Gary: This is not just someone sleeping at a Washington, D.C. subway station. It is actually a sting operation being carried out by D.C. Metro transit police. The person lies motionless on the platform. And as authorities hope, a thief comes up and snatches his cellphone before being promptly arrested by plain clothes police. This sort of crime certainly isn’t new. There are even videos of it on YouTube.
“iPhone and smartphones now-a-days are like catnip for criminals. Why? Well, because they’re valuable, they’re exposed, they’re easy to steal.”
Gary: Would you walk outside holding money in front of your face? Well, that is exactly what some criminals see when they see you talking on your cell phone.
U.S. Senator Charles Schumer recently announced an agreement between the FCC, the Federal Communications Commission, and the nation’s cellular providers to create a database that would be used to permanently disable stolen smartphones.
“We intend to make the black market for cellphones a black hole for would-be thieves and criminals.”

■ RAW RECORDS
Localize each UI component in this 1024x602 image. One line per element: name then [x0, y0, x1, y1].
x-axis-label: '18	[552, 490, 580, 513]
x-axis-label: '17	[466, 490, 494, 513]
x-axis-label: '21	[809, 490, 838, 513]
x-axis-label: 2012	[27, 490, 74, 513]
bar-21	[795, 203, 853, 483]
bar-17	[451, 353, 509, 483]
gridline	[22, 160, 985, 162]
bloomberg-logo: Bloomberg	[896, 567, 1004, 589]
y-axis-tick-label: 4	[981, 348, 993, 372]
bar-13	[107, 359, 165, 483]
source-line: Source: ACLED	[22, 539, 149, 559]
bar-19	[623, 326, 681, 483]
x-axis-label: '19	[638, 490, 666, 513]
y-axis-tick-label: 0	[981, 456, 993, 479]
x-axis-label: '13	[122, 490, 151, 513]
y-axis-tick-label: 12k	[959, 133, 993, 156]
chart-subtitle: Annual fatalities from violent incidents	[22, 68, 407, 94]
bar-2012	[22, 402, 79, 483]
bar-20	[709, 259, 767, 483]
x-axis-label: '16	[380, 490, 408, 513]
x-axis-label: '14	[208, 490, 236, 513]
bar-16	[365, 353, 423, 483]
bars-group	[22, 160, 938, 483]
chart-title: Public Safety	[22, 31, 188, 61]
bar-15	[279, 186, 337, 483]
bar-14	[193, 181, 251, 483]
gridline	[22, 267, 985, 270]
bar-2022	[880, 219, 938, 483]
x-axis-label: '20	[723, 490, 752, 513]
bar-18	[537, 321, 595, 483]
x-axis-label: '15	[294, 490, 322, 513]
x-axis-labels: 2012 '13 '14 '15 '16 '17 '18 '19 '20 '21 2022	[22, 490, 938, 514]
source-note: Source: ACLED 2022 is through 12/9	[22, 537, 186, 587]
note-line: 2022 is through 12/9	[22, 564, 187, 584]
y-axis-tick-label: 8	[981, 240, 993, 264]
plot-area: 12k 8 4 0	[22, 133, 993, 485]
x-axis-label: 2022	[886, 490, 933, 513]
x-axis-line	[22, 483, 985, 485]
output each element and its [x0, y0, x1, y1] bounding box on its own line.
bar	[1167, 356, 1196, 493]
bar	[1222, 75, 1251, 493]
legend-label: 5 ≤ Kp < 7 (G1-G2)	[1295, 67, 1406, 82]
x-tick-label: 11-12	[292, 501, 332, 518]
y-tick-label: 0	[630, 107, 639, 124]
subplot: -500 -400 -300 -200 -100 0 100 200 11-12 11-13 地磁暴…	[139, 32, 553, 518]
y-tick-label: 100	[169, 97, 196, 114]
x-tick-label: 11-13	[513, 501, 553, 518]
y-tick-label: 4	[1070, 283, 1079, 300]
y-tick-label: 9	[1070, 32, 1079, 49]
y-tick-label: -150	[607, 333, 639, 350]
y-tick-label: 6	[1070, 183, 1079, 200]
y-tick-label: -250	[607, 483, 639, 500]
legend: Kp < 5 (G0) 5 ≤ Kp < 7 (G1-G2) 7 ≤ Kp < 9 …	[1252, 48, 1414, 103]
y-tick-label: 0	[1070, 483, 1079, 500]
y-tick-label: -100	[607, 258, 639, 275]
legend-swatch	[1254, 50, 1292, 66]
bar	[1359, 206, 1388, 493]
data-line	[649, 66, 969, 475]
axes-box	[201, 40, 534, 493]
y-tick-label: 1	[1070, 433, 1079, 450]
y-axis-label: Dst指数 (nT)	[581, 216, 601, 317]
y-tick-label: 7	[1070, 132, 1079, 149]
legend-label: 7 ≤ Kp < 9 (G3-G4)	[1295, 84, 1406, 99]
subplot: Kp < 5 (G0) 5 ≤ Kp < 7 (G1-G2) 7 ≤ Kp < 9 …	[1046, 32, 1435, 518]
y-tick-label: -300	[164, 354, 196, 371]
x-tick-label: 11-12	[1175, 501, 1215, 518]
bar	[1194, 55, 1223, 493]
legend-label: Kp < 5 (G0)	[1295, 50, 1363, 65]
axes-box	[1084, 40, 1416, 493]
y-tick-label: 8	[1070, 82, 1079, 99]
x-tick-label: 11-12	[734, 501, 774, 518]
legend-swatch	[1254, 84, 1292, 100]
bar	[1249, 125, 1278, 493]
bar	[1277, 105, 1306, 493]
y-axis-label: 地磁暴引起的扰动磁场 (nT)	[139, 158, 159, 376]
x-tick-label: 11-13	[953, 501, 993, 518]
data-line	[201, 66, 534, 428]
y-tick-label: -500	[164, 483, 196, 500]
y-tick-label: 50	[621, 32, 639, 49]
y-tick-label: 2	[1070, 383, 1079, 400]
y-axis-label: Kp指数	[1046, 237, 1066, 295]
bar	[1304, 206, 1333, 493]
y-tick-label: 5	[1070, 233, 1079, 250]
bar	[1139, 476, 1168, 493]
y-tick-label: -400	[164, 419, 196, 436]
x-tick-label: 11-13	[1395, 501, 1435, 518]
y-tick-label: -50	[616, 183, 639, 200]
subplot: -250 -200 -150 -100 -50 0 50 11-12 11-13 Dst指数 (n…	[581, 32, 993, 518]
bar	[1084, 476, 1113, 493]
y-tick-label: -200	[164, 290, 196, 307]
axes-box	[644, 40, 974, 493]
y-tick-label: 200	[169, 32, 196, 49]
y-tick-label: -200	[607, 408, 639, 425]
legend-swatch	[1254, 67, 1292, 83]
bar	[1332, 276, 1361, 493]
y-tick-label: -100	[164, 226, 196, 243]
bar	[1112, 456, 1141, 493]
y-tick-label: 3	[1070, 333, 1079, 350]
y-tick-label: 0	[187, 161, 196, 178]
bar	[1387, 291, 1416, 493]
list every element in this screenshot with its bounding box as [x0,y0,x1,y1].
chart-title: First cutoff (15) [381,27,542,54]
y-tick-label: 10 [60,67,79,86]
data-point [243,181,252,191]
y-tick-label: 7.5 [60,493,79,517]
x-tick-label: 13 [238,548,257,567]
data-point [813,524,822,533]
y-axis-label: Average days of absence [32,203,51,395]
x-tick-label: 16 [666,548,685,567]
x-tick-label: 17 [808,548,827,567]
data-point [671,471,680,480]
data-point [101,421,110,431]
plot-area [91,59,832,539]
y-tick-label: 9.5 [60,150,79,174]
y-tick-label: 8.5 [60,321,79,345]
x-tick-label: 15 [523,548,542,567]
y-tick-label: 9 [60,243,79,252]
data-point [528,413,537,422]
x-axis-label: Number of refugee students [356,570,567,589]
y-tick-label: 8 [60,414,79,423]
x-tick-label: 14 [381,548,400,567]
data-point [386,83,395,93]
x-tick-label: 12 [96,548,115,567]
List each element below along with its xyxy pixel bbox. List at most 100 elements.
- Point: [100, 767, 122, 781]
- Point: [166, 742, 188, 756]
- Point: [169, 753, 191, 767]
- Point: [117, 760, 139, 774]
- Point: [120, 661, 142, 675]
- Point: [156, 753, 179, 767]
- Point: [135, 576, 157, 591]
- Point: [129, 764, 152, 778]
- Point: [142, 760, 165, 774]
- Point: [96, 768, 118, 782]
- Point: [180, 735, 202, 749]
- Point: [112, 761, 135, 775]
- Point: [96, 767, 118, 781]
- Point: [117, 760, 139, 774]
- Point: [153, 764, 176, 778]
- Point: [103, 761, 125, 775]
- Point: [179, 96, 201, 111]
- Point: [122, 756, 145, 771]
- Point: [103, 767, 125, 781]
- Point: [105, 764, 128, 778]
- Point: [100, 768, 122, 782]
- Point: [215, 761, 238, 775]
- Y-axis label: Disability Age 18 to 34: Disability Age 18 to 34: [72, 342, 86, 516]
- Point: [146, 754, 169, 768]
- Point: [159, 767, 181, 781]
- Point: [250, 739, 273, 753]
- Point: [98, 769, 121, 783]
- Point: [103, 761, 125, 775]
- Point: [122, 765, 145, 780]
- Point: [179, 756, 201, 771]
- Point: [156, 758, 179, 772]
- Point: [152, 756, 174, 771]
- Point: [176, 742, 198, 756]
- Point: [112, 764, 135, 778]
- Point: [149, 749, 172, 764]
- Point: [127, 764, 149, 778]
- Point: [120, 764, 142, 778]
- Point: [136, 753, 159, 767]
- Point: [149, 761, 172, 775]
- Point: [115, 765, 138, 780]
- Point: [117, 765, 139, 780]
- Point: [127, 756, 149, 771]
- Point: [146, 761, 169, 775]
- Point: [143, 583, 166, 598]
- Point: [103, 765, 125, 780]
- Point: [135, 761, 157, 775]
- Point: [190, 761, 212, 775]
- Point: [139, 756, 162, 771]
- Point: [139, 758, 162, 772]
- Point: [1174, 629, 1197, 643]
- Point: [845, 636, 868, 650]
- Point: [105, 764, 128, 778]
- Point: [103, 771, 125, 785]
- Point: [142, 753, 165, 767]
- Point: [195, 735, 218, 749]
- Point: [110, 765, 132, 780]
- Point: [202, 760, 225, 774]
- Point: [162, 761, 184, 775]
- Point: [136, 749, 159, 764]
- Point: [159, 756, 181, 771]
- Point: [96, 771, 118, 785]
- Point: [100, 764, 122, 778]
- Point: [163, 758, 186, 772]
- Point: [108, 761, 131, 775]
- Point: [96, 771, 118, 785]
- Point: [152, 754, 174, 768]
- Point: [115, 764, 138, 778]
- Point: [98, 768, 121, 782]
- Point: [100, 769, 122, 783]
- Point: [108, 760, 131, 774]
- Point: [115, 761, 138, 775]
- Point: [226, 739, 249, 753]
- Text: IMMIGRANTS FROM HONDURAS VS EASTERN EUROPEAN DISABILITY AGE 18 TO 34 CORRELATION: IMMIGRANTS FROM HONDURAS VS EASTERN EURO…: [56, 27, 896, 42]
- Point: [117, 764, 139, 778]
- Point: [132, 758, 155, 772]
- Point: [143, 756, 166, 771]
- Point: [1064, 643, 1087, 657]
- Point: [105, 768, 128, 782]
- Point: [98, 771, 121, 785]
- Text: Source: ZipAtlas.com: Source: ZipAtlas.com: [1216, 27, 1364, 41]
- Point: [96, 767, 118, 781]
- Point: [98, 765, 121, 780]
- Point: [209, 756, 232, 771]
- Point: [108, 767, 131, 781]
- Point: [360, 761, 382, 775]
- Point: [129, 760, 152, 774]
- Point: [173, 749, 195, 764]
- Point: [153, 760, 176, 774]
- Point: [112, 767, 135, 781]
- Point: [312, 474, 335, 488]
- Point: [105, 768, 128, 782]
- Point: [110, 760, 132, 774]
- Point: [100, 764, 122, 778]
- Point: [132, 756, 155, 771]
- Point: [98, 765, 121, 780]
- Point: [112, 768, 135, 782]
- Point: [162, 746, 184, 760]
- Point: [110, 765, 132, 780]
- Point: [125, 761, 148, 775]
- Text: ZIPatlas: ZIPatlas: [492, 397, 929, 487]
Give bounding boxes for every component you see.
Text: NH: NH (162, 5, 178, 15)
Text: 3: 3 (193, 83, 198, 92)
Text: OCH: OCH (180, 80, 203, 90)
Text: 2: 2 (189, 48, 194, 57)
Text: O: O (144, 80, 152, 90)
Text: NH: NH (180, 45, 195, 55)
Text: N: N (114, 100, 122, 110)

■ TASK REQUIREMENTS
- 1) Reproduce the passage of the smartphone theft transcript from "Gary: This is" to "your cell phone.".
- 2) Carry on the smartphone theft transcript from the point where it stops.

■ ANSWERS
- 1)
Gary: This is not just someone sleeping at a Washington, D.C. subway station. It is actually a sting operation being carried out by D.C. Metro transit police. The person lies motionless on the platform. And as authorities hope, a thief comes up and snatches his cellphone before being promptly arrested by plain clothes police. This sort of crime certainly isn’t new. There are even videos of it on YouTube.
“iPhone and smartphones now-a-days are like catnip for criminals. Why? Well, because they’re valuable, they’re exposed, they’re easy to steal.”
Gary: Would you walk outside holding money in front of your face? Well, that is exactly what some criminals see when they see you talking on your cell phone.

- 2)
Gary: Here is how it would work. Every cellphone has a unique ID number. If that phone is stolen, it can be added to that national database and all major service providers would know not to activate the phone. These types of databases are already used in Australia and parts of Europe. And law enforcement officials say it is definitely needed here.
Here in New York City, cellphone thefts are soaring, from 8% of all robberies ten years ago to more than 40% today.
But there are ways to protect yourself. Make sure you are paying attention to your surroundings when you are walking and talking. And also, put a password on your phone. It will slow down criminals that try to access your information if it does get stolen.
Senator Schumer’s bill would make it a federal crime to tamper with a cellphone’s ID number, punishable by up to five years in prison.
Gary Hamilton, Channel One News.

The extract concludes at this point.